● WHAT YOU NEED TO DO:
Search the records below for the word "meta". Pull out each line that has it.

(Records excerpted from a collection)
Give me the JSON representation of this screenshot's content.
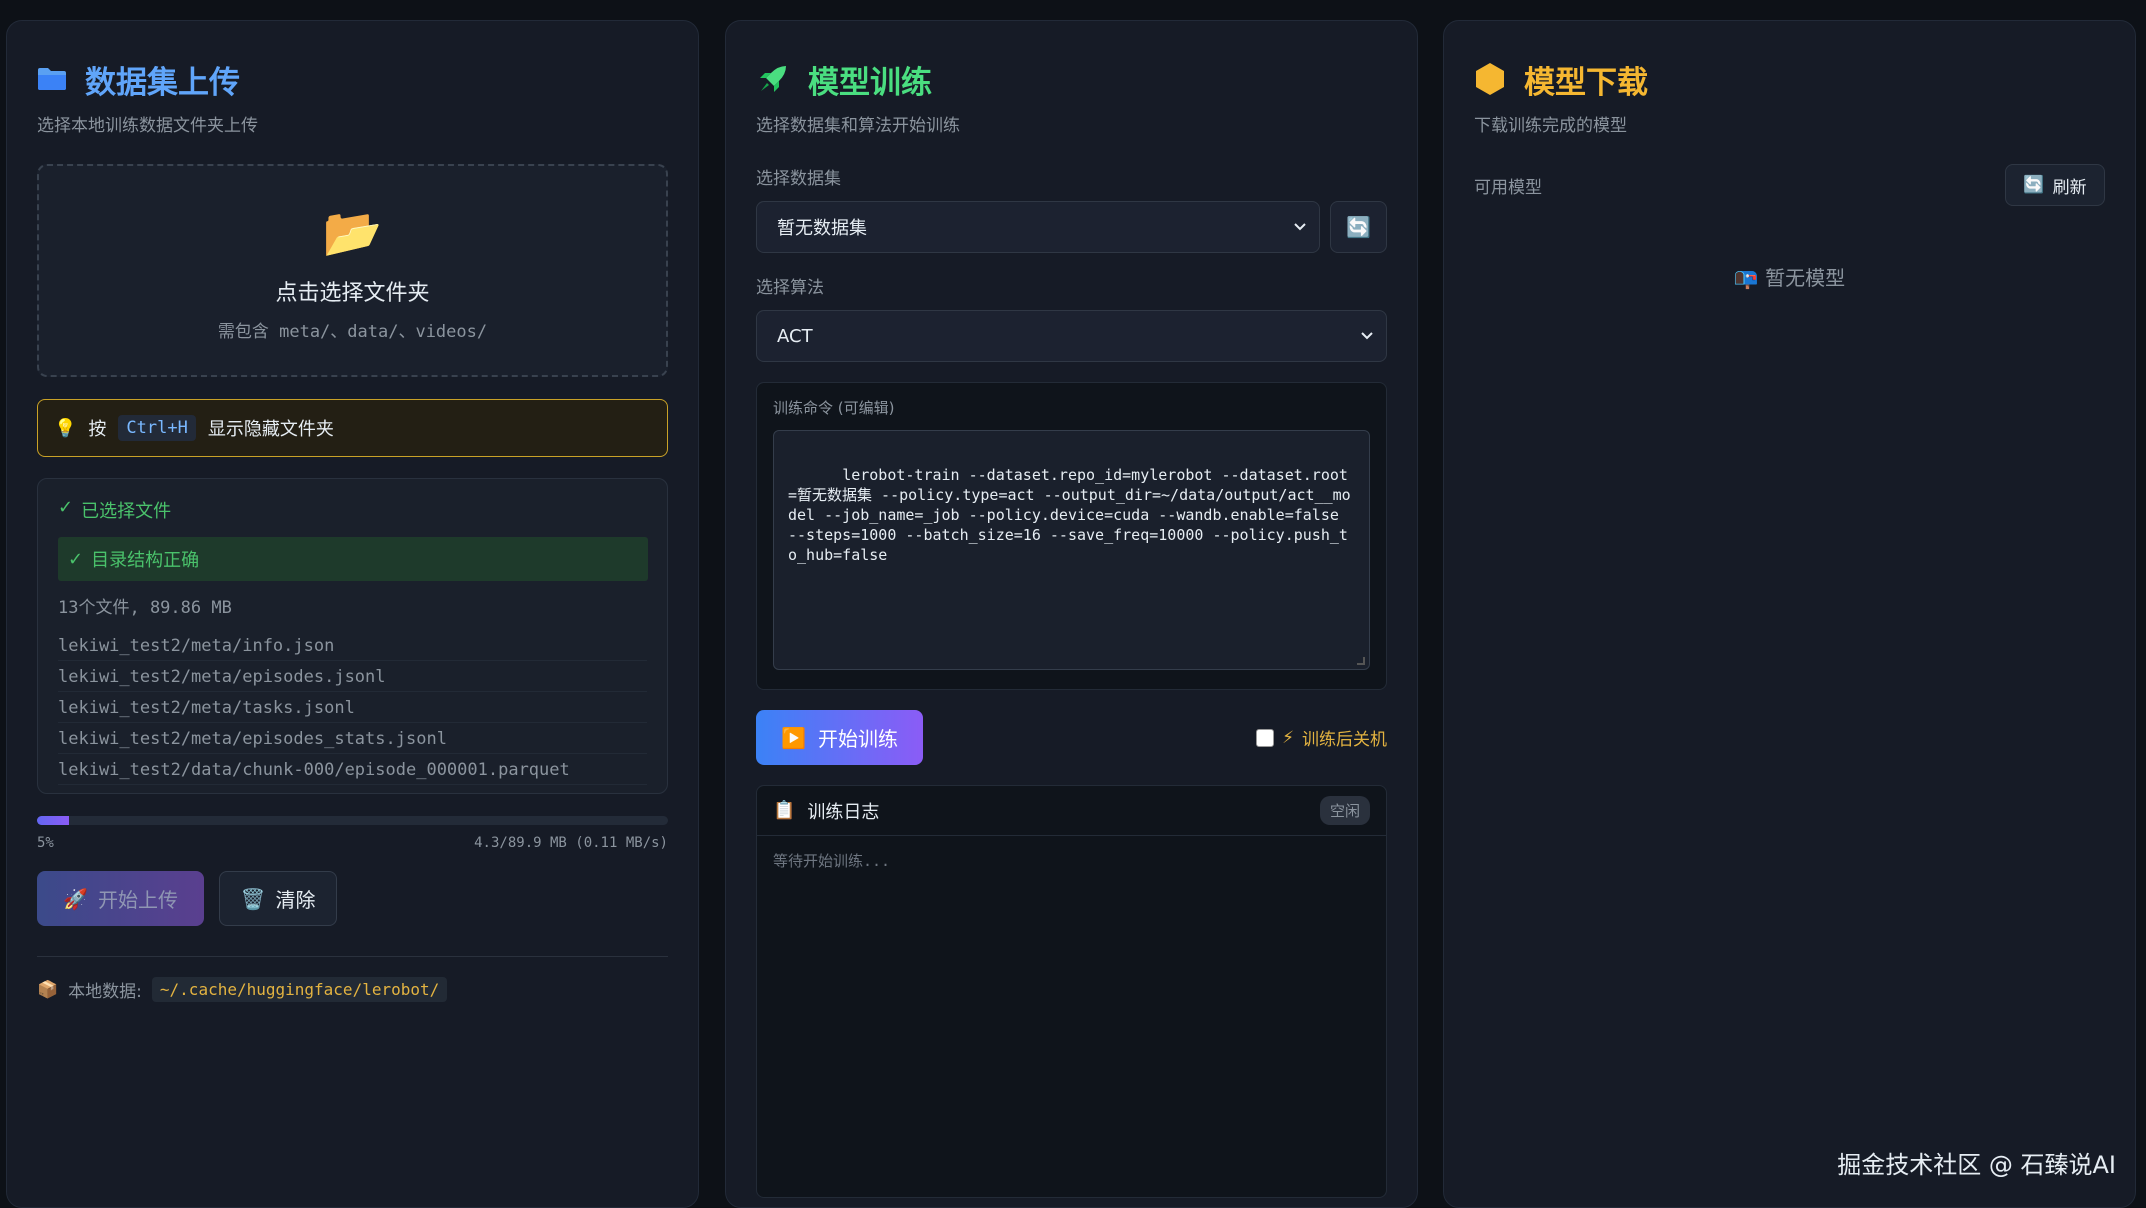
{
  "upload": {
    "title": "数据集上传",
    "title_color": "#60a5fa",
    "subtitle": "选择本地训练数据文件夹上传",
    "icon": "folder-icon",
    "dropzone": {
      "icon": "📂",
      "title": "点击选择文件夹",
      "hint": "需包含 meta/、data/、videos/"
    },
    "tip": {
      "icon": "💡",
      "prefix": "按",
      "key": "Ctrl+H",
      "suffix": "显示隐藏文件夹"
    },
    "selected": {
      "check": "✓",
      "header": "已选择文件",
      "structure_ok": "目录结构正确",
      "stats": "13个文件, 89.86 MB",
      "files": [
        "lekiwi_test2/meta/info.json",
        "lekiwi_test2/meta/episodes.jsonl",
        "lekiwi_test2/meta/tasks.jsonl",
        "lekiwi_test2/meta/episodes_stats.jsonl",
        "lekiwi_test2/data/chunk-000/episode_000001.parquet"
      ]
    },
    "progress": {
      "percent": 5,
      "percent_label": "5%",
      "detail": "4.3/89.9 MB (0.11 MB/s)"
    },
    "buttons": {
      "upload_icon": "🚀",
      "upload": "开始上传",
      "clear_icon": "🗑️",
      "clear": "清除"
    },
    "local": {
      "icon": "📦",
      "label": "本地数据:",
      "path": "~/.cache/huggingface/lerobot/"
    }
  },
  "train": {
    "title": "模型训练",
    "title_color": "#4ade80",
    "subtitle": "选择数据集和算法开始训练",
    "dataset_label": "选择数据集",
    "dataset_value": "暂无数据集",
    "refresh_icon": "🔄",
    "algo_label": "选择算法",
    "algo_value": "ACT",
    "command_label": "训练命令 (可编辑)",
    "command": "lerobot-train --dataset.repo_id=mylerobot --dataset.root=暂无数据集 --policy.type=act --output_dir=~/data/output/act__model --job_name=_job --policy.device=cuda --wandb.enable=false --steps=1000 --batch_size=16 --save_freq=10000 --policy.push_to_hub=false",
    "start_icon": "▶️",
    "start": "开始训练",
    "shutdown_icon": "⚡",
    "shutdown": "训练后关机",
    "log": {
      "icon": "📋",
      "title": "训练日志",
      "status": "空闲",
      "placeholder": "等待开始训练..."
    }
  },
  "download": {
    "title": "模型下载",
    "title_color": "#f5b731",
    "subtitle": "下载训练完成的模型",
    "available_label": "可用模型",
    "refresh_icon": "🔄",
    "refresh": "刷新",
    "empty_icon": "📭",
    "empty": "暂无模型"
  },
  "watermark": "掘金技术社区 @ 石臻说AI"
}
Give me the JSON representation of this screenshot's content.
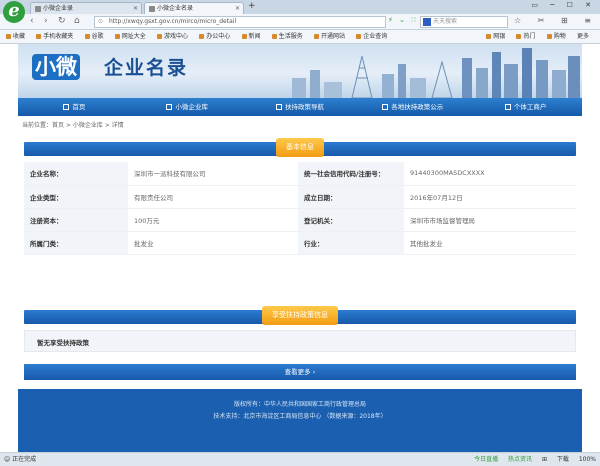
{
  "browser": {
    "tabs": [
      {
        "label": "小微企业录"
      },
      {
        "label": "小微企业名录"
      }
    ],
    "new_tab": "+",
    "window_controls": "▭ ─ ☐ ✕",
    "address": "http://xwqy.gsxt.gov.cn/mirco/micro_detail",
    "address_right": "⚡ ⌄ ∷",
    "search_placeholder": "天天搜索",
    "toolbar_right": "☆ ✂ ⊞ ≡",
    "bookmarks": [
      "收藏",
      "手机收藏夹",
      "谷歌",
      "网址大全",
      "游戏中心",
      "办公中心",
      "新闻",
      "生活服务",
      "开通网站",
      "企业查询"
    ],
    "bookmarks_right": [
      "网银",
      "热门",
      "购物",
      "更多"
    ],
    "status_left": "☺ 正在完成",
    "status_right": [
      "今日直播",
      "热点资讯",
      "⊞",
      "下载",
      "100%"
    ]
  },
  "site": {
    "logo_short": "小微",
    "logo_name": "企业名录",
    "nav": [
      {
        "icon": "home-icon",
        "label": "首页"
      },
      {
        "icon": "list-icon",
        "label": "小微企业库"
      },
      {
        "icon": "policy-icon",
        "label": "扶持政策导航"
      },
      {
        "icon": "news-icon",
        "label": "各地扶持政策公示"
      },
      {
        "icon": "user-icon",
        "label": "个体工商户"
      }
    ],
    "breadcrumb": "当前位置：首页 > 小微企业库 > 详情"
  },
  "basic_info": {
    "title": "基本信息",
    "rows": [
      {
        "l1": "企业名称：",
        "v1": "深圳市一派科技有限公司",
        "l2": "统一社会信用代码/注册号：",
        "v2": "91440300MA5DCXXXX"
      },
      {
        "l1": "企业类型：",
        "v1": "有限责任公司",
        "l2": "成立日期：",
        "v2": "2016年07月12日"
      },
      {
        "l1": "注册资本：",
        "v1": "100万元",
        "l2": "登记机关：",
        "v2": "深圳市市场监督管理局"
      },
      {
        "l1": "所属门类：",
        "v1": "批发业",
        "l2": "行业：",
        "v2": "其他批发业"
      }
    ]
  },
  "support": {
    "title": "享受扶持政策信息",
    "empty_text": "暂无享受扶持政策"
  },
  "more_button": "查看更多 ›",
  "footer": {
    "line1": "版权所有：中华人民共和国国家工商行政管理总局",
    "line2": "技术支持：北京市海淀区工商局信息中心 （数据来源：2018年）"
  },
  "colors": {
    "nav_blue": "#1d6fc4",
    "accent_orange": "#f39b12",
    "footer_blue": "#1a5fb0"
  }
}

● COMPLETE RESPONSE:
      "hint": "需包含 meta/、data/、videos/"
        "lekiwi_test2/meta/info.json",
        "lekiwi_test2/meta/episodes.jsonl",
        "lekiwi_test2/meta/tasks.jsonl",
        "lekiwi_test2/meta/episodes_stats.jsonl",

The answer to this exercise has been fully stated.